» Brief
Transcribe every entry word for word, leaving out all images.
>> Begin Extracted entries
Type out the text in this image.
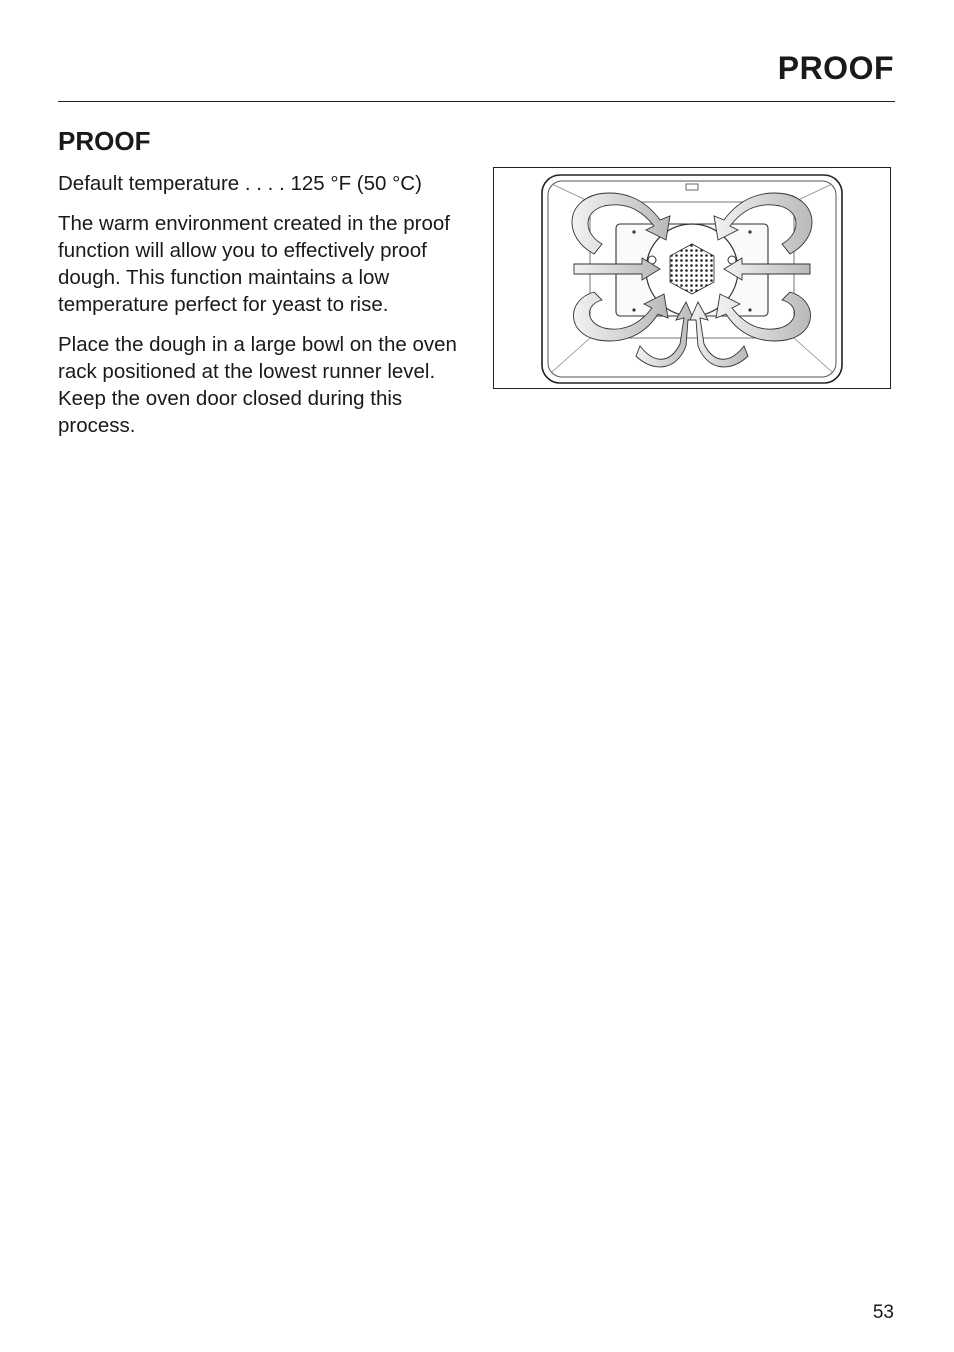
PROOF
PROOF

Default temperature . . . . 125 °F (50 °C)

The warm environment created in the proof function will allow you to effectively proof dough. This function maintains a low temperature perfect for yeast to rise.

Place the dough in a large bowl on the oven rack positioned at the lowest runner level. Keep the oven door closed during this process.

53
>> End Extracted entries
» The solution
Type out the text in this image.
PROOF
PROOF

Default temperature . . . . 125 °F (50 °C)

The warm environment created in the proof function will allow you to effectively proof dough. This function maintains a low temperature perfect for yeast to rise.

Place the dough in a large bowl on the oven rack positioned at the lowest runner level. Keep the oven door closed during this process.

53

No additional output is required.